## THE REQUEST:
Identify all lines of the data containing the string "each" and copy them.
====== RECORDS TO USE ======
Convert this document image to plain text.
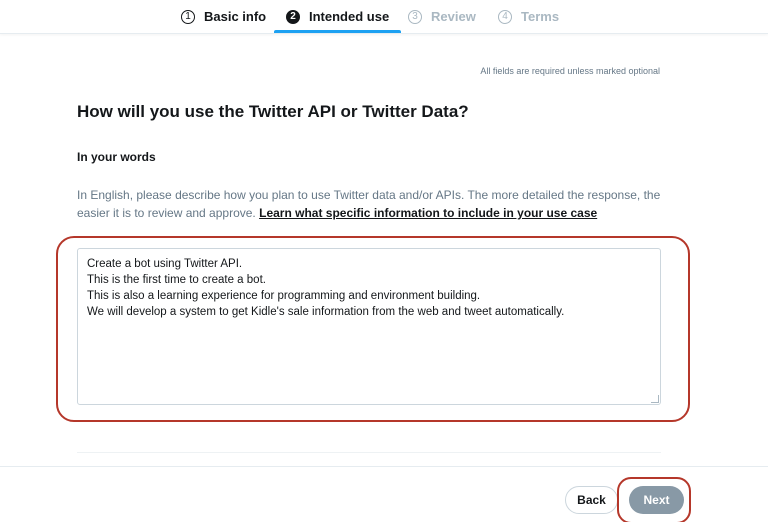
1	Basic info	2	Intended use	3	Review	4	Terms
All fields are required unless marked optional
How will you use the Twitter API or Twitter Data?
In your words
In English, please describe how you plan to use Twitter data and/or APIs. The more detailed the response, the easier it is to review and approve. Learn what specific information to include in your use case
Create a bot using Twitter API.
This is the first time to create a bot.
This is also a learning experience for programming and environment building.
We will develop a system to get Kidle's sale information from the web and tweet automatically.
Back	Next
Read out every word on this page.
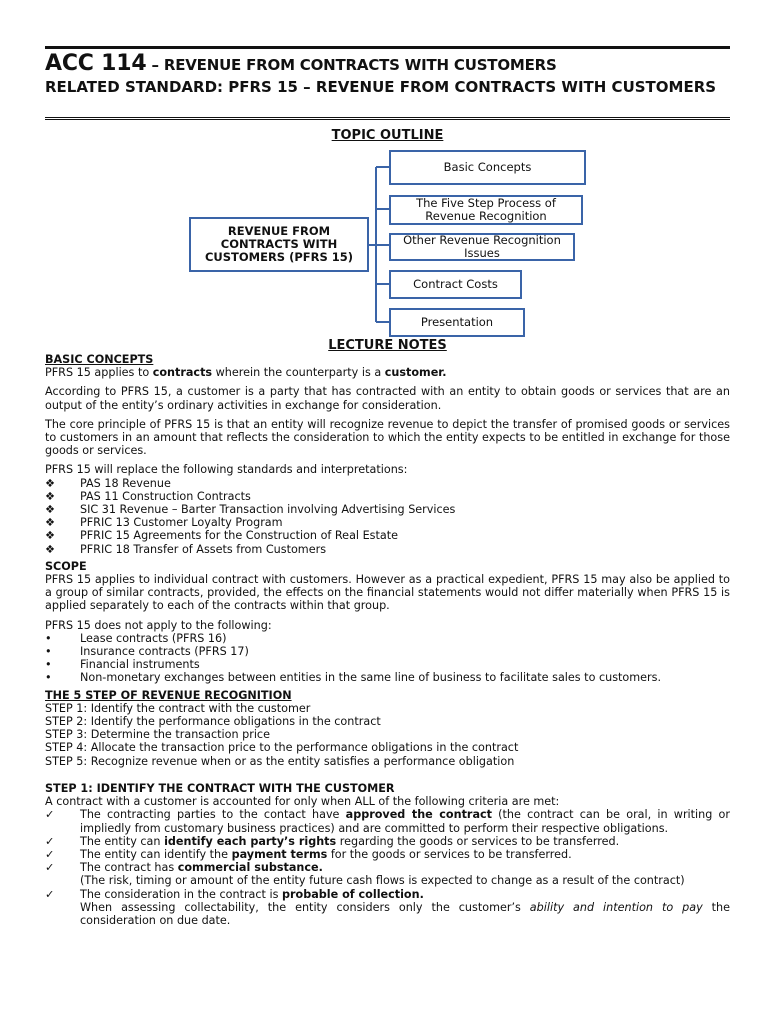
ACC 114 – REVENUE FROM CONTRACTS WITH CUSTOMERS
RELATED STANDARD: PFRS 15 – REVENUE FROM CONTRACTS WITH CUSTOMERS
TOPIC OUTLINE
REVENUE FROM CONTRACTS WITH CUSTOMERS (PFRS 15)
Basic Concepts
The Five Step Process of Revenue Recognition
Other Revenue Recognition Issues
Contract Costs
Presentation
LECTURE NOTES

BASIC CONCEPTS

PFRS 15 applies to contracts wherein the counterparty is a customer.

According to PFRS 15, a customer is a party that has contracted with an entity to obtain goods or services that are an output of the entity’s ordinary activities in exchange for consideration.

The core principle of PFRS 15 is that an entity will recognize revenue to depict the transfer of promised goods or services to customers in an amount that reflects the consideration to which the entity expects to be entitled in exchange for those goods or services.

PFRS 15 will replace the following standards and interpretations:

❖	PAS 18 Revenue

❖	PAS 11 Construction Contracts

❖	SIC 31 Revenue – Barter Transaction involving Advertising Services

❖	PFRIC 13 Customer Loyalty Program

❖	PFRIC 15 Agreements for the Construction of Real Estate

❖	PFRIC 18 Transfer of Assets from Customers

SCOPE

PFRS 15 applies to individual contract with customers. However as a practical expedient, PFRS 15 may also be applied to a group of similar contracts, provided, the effects on the financial statements would not differ materially when PFRS 15 is applied separately to each of the contracts within that group.

PFRS 15 does not apply to the following:

•	Lease contracts (PFRS 16)

•	Insurance contracts (PFRS 17)

•	Financial instruments

•	Non-monetary exchanges between entities in the same line of business to facilitate sales to customers.

THE 5 STEP OF REVENUE RECOGNITION

STEP 1: Identify the contract with the customer

STEP 2: Identify the performance obligations in the contract

STEP 3: Determine the transaction price

STEP 4: Allocate the transaction price to the performance obligations in the contract

STEP 5: Recognize revenue when or as the entity satisfies a performance obligation

STEP 1: IDENTIFY THE CONTRACT WITH THE CUSTOMER

A contract with a customer is accounted for only when ALL of the following criteria are met:

✓	The contracting parties to the contact have approved the contract (the contract can be oral, in writing or impliedly from customary business practices) and are committed to perform their respective obligations.

✓	The entity can identify each party’s rights regarding the goods or services to be transferred.

✓	The entity can identify the payment terms for the goods or services to be transferred.

✓	The contract has commercial substance.

(The risk, timing or amount of the entity future cash flows is expected to change as a result of the contract)

✓	The consideration in the contract is probable of collection.

When assessing collectability, the entity considers only the customer’s ability and intention to pay the consideration on due date.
======
## WRITTEN RESPONSE:
PFRS 15 applies to individual contract with customers. However as a practical expedient, PFRS 15 may also be applied to a group of similar contracts, provided, the effects on the financial statements would not differ materially when PFRS 15 is applied separately to each of the contracts within that group.
✓	The entity can identify each party’s rights regarding the goods or services to be transferred.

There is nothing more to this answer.